- Passage shown:
- - -

# Why is there a New York forum?



## Bajie (Aug 9, 2005)

why is it? As no one hardly ever posts to it, and do any registered members actually live in New York?

just curious like..


----------



## pilchardman (Aug 9, 2005)

Coz the Ed likes New York.  And there have been NY meet ups.


----------



## Bajie (Aug 9, 2005)

What kind of meet up, 3 Brit blokes in some NY bar? or have I missed the hidden NY based members?


----------



## pilchardman (Aug 9, 2005)

Eita said:
			
		

> What kind of meet up, 3 Brit blokes in some NY bar? or have I missed the hidden NY based members?


I dunno.  I wasn't there.  But I think yankees were involved.


----------



## Bajie (Aug 9, 2005)

The PbMen ?


----------



## Bajie (Aug 9, 2005)

Actually I would quite to meet the PbMen, I notice he/they dont post in the NY/US Forum though, too busy minding other nations business I suppose.

Edit: My mistake
http://www.urban75.net/vbulletin/showpost.php?p=2077434&postcount=20


----------



## Flavour (Aug 9, 2005)

It's the ed's only indulgence, leave him alone


----------



## D (Aug 9, 2005)

Surely, it's because _I'm_ from NY, originally, no?


----------



## Gavin Bl (Aug 11, 2005)

Its also expanded to a general US forum.

- - -

- Data for the task:
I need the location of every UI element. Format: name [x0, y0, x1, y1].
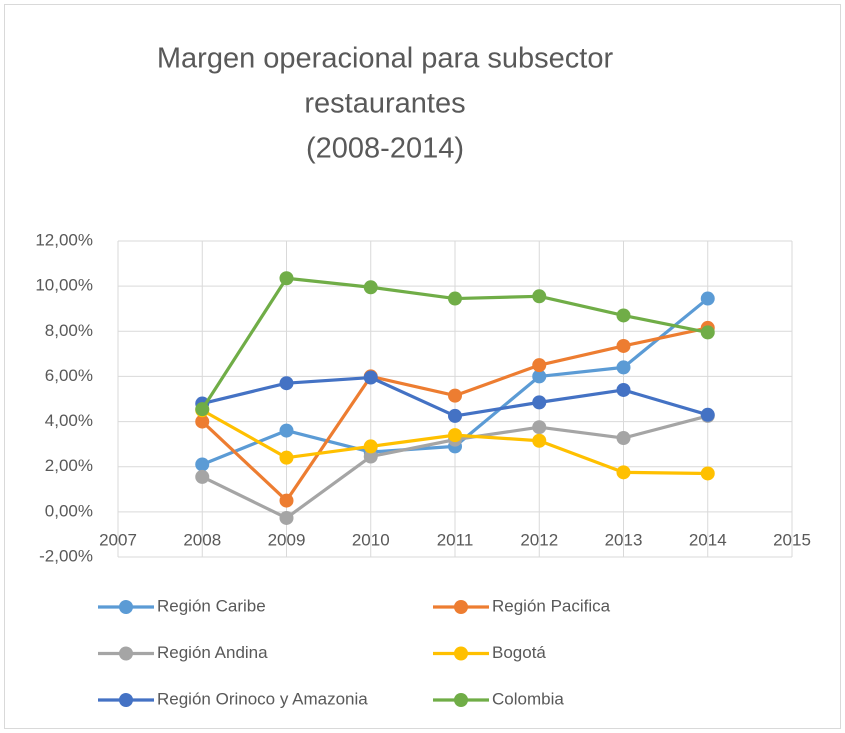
data-point — [448, 428, 462, 443]
data-point — [700, 291, 715, 306]
legend-marker — [454, 646, 468, 661]
legend-label: Región Caribe — [157, 596, 266, 615]
y-tick-label: 4,00% — [45, 411, 93, 430]
data-point — [195, 402, 210, 417]
x-tick-label: 2010 — [352, 530, 390, 549]
legend-label: Colombia — [492, 689, 564, 708]
x-tick-label: 2007 — [99, 530, 137, 549]
data-point — [363, 449, 378, 464]
legend-label: Región Orinoco y Amazonia — [157, 689, 368, 708]
data-point — [279, 450, 294, 465]
y-tick-label: 10,00% — [35, 276, 93, 295]
data-point — [363, 439, 378, 454]
data-point — [532, 420, 547, 435]
data-point — [532, 358, 547, 373]
data-point — [532, 433, 547, 448]
legend-label: Región Andina — [157, 643, 268, 662]
chart-title: restaurantes — [304, 88, 465, 120]
y-tick-label: 6,00% — [45, 366, 93, 385]
data-point — [616, 338, 631, 353]
x-tick-label: 2008 — [183, 530, 221, 549]
data-point — [448, 408, 462, 423]
y-tick-label: 8,00% — [45, 321, 93, 340]
y-tick-label: 0,00% — [45, 501, 93, 520]
data-point — [448, 388, 462, 403]
data-point — [532, 395, 547, 410]
x-tick-label: 2009 — [268, 530, 306, 549]
data-point — [279, 271, 294, 286]
data-point — [279, 376, 294, 391]
data-point — [448, 291, 462, 306]
legend-label: Región Pacifica — [492, 596, 611, 615]
data-point — [616, 360, 631, 375]
data-point — [616, 431, 631, 446]
legend-marker — [119, 600, 133, 614]
data-point — [363, 280, 378, 295]
x-tick-label: 2011 — [437, 530, 474, 549]
y-tick-label: 12,00% — [35, 230, 93, 249]
x-tick-label: 2015 — [773, 530, 811, 549]
x-tick-label: 2013 — [605, 530, 643, 549]
data-point — [532, 369, 547, 384]
data-point — [616, 382, 631, 397]
legend-label: Bogotá — [492, 643, 546, 662]
legend-marker — [119, 646, 133, 661]
data-point — [195, 414, 210, 429]
legend-marker — [454, 600, 468, 614]
chart-title: Margen operacional para subsector — [157, 43, 614, 75]
data-point — [700, 407, 715, 422]
data-point — [195, 469, 210, 484]
data-point — [700, 466, 715, 481]
data-point — [700, 325, 715, 340]
y-tick-label: 2,00% — [45, 456, 93, 475]
legend-marker — [454, 693, 468, 707]
data-point — [363, 370, 378, 385]
data-point — [279, 493, 294, 508]
legend-marker — [119, 693, 133, 707]
data-point — [195, 457, 210, 472]
data-point — [532, 289, 547, 304]
x-tick-label: 2012 — [520, 530, 558, 549]
x-tick-label: 2014 — [689, 530, 727, 549]
data-point — [279, 423, 294, 438]
chart-title: (2008-2014) — [306, 133, 464, 165]
data-point — [616, 465, 631, 480]
data-point — [279, 510, 294, 525]
data-point — [616, 308, 631, 323]
y-tick-label: -2,00% — [39, 546, 93, 565]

- - -

- Required tasks:
A – According to the New York forum thread, what has the forum expanded into?
B – From the listing, pull out the lines starting with the one that contains "data-point — [448, 428, 462, 443]" and going on through the one that contains "data-point — [532, 395, 547, 410]", and reproduce them verbatim.
The forum thread and the listing have nothing to do with each other.

- Results by task:
A – A general US forum.

B –
data-point — [448, 428, 462, 443]
data-point — [700, 291, 715, 306]
legend-marker — [454, 646, 468, 661]
legend-label: Región Caribe — [157, 596, 266, 615]
y-tick-label: 4,00% — [45, 411, 93, 430]
data-point — [195, 402, 210, 417]
x-tick-label: 2010 — [352, 530, 390, 549]
legend-label: Colombia — [492, 689, 564, 708]
x-tick-label: 2007 — [99, 530, 137, 549]
data-point — [363, 449, 378, 464]
legend-label: Región Orinoco y Amazonia — [157, 689, 368, 708]
data-point — [279, 450, 294, 465]
y-tick-label: 10,00% — [35, 276, 93, 295]
data-point — [363, 439, 378, 454]
data-point — [532, 420, 547, 435]
data-point — [532, 358, 547, 373]
data-point — [532, 433, 547, 448]
legend-label: Región Andina — [157, 643, 268, 662]
chart-title: restaurantes — [304, 88, 465, 120]
y-tick-label: 6,00% — [45, 366, 93, 385]
data-point — [616, 338, 631, 353]
x-tick-label: 2008 — [183, 530, 221, 549]
data-point — [448, 408, 462, 423]
y-tick-label: 8,00% — [45, 321, 93, 340]
y-tick-label: 0,00% — [45, 501, 93, 520]
data-point — [448, 388, 462, 403]
data-point — [532, 395, 547, 410]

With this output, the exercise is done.